== Task input ==

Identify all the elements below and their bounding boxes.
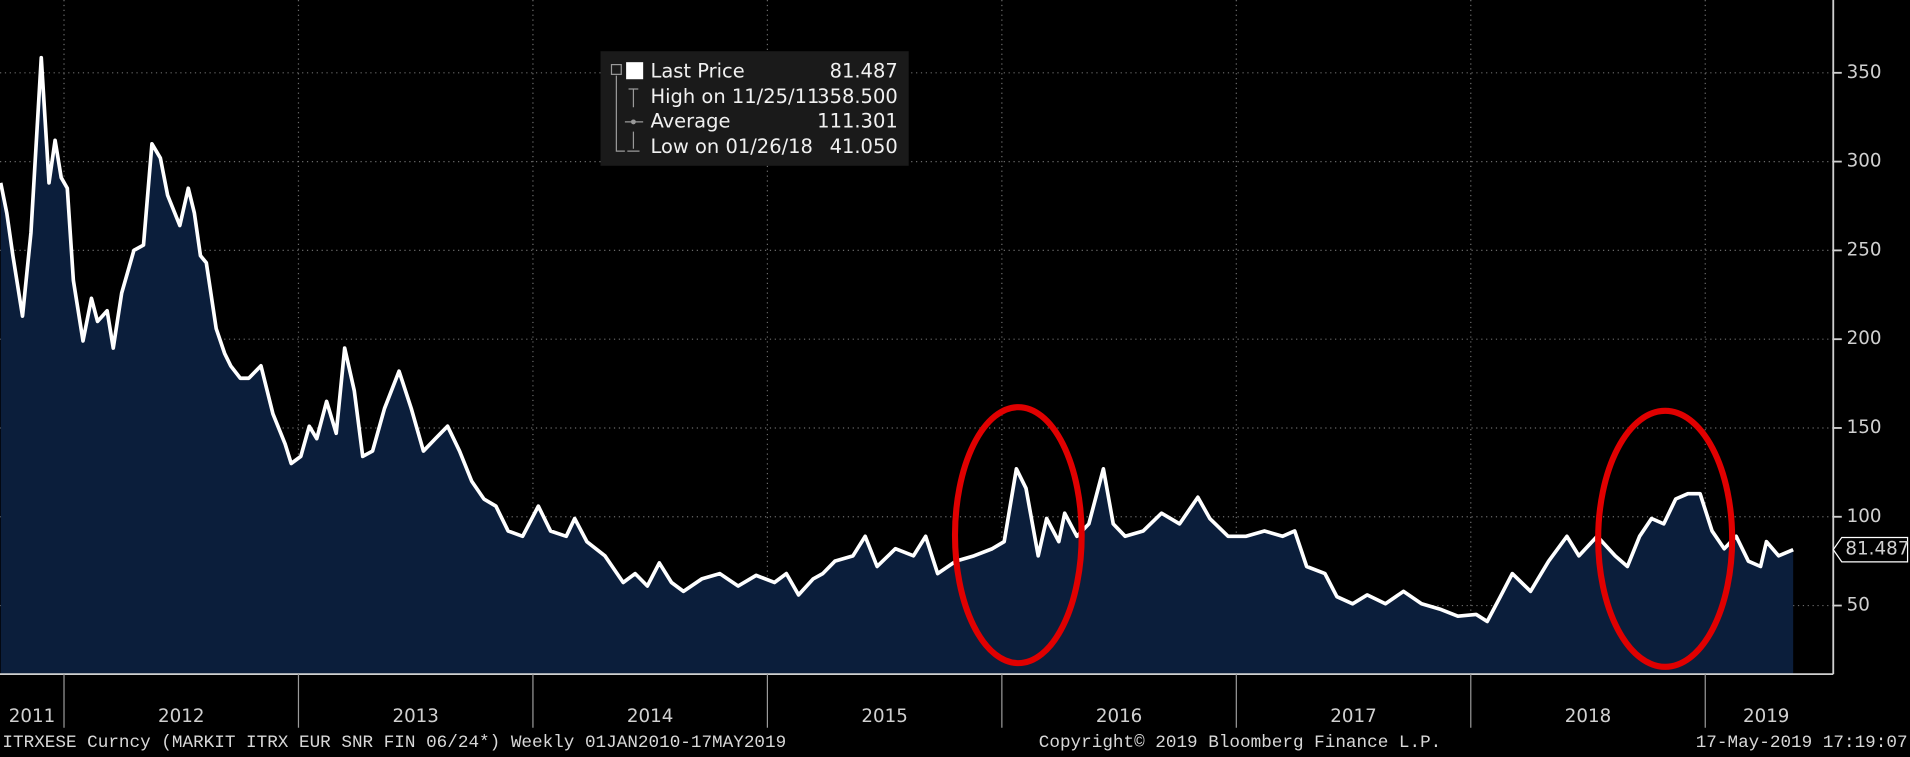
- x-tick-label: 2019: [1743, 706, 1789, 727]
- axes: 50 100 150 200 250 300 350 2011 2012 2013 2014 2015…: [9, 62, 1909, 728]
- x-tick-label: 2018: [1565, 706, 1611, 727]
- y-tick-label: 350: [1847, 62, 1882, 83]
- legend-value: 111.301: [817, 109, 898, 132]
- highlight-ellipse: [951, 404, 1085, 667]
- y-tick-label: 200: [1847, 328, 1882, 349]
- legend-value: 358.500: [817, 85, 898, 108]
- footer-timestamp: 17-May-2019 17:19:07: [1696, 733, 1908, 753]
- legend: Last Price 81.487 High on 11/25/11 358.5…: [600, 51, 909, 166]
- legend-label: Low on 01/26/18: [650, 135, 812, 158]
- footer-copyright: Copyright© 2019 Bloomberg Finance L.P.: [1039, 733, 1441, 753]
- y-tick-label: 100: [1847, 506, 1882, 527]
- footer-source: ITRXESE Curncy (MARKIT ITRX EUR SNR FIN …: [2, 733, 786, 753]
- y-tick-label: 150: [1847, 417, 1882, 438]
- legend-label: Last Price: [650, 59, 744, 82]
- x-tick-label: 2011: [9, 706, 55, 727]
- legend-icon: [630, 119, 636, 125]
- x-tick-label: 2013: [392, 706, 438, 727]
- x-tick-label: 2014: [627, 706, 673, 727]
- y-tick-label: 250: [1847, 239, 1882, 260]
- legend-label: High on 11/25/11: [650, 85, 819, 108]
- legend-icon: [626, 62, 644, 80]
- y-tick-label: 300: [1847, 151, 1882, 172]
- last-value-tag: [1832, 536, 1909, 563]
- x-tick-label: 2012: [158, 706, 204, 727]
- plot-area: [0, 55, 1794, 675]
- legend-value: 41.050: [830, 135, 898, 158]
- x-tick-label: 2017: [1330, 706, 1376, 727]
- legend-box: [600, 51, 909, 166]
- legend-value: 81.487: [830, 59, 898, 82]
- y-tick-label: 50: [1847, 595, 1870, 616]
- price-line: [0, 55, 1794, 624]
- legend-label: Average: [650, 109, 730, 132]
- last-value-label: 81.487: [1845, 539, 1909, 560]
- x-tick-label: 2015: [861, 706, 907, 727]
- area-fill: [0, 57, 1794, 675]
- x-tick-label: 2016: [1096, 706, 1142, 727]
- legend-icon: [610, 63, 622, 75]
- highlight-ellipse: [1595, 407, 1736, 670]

===
== Task input ==

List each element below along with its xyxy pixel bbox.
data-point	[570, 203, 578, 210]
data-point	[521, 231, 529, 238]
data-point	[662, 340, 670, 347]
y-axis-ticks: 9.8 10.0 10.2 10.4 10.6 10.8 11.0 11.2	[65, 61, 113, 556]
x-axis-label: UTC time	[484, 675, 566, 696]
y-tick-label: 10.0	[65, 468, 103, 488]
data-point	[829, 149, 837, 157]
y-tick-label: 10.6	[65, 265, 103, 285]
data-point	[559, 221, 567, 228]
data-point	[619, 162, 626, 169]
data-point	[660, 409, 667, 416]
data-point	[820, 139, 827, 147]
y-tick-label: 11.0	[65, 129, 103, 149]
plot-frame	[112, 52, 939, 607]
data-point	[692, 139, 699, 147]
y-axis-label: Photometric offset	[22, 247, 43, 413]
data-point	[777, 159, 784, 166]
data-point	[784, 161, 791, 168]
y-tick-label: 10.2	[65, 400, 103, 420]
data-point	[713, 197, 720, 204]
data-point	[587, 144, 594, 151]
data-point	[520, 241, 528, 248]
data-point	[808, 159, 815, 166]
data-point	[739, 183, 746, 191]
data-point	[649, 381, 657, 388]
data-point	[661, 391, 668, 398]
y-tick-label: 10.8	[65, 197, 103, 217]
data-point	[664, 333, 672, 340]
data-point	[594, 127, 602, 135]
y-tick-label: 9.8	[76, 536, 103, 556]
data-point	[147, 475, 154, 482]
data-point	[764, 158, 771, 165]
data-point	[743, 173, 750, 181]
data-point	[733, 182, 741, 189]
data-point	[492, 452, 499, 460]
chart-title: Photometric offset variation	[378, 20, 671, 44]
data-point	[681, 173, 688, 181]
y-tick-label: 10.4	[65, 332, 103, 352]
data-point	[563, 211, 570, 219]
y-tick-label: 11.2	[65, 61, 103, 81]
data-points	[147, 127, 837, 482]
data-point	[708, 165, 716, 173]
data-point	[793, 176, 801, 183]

===

Write out everything in the material from the line containing "List each element" down to the line containing "176, 801, 183]", keeping both of those lines and changing nothing.

List each element below along with its xyxy pixel bbox.
data-point	[570, 203, 578, 210]
data-point	[521, 231, 529, 238]
data-point	[662, 340, 670, 347]
y-axis-ticks: 9.8 10.0 10.2 10.4 10.6 10.8 11.0 11.2	[65, 61, 113, 556]
x-axis-label: UTC time	[484, 675, 566, 696]
y-tick-label: 10.0	[65, 468, 103, 488]
data-point	[829, 149, 837, 157]
y-tick-label: 10.6	[65, 265, 103, 285]
data-point	[559, 221, 567, 228]
data-point	[619, 162, 626, 169]
data-point	[660, 409, 667, 416]
data-point	[820, 139, 827, 147]
y-tick-label: 11.0	[65, 129, 103, 149]
plot-frame	[112, 52, 939, 607]
data-point	[692, 139, 699, 147]
y-axis-label: Photometric offset	[22, 247, 43, 413]
data-point	[777, 159, 784, 166]
data-point	[784, 161, 791, 168]
y-tick-label: 10.2	[65, 400, 103, 420]
data-point	[713, 197, 720, 204]
data-point	[587, 144, 594, 151]
data-point	[520, 241, 528, 248]
data-point	[808, 159, 815, 166]
data-point	[739, 183, 746, 191]
data-point	[649, 381, 657, 388]
data-point	[661, 391, 668, 398]
y-tick-label: 10.8	[65, 197, 103, 217]
data-point	[664, 333, 672, 340]
data-point	[594, 127, 602, 135]
y-tick-label: 9.8	[76, 536, 103, 556]
data-point	[147, 475, 154, 482]
data-point	[764, 158, 771, 165]
data-point	[743, 173, 750, 181]
data-point	[733, 182, 741, 189]
data-point	[492, 452, 499, 460]
chart-title: Photometric offset variation	[378, 20, 671, 44]
data-point	[681, 173, 688, 181]
y-tick-label: 10.4	[65, 332, 103, 352]
data-point	[563, 211, 570, 219]
y-tick-label: 11.2	[65, 61, 103, 81]
data-points	[147, 127, 837, 482]
data-point	[708, 165, 716, 173]
data-point	[793, 176, 801, 183]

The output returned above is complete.